__YOUR GOAL__: Filter this material down to the lines that hold "ylabel", copying each one.

__STORED RECORDS__:
--- BEGIN ---
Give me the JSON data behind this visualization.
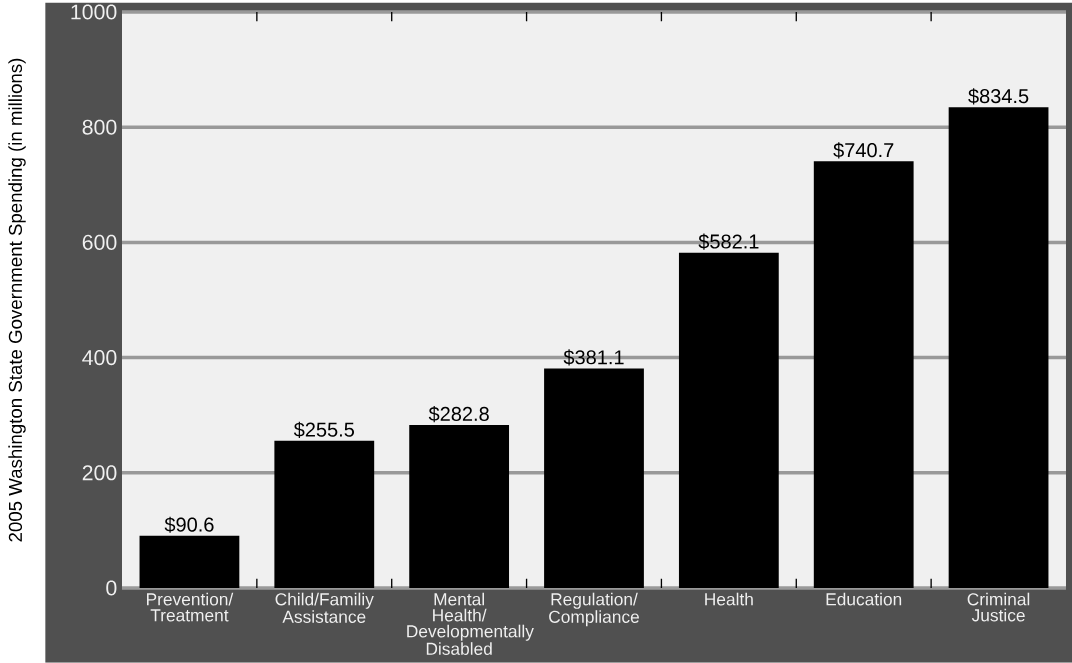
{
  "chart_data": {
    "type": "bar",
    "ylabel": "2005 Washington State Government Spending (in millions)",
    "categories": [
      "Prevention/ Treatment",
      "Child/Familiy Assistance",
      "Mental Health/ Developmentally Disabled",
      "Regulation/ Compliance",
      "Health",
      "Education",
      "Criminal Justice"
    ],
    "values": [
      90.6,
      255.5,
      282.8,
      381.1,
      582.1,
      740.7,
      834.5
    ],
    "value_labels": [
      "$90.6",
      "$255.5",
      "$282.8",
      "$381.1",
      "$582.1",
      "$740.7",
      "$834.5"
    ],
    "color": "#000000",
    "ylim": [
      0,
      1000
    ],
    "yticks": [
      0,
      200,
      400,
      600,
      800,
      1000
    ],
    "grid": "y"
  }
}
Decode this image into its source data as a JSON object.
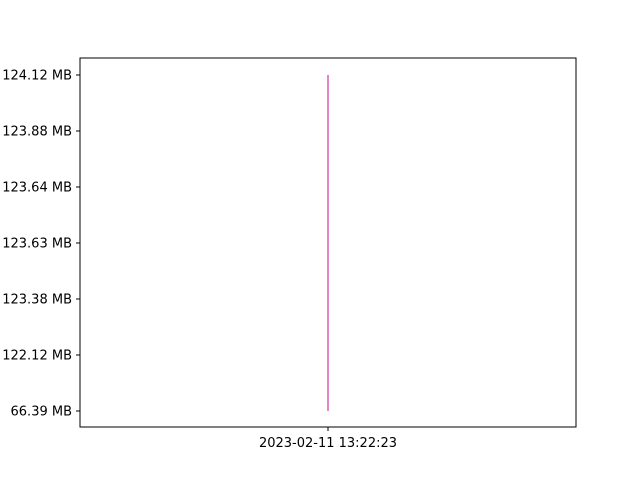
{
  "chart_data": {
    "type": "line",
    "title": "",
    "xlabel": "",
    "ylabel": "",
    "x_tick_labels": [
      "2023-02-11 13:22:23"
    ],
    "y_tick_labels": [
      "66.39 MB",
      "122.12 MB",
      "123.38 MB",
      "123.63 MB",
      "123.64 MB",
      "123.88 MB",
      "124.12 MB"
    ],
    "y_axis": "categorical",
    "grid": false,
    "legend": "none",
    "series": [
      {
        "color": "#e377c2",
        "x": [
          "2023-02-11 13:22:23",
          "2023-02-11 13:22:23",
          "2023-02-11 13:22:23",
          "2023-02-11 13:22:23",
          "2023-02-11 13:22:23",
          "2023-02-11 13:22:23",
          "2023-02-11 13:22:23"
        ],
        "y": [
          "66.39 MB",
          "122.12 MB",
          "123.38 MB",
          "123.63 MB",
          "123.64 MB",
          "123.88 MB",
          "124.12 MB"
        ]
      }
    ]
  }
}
--- END ---
__RESULT FOR THIS EXERCISE__:
    "ylabel": "2005 Washington State Government Spending (in millions)",
    "ylabel": "",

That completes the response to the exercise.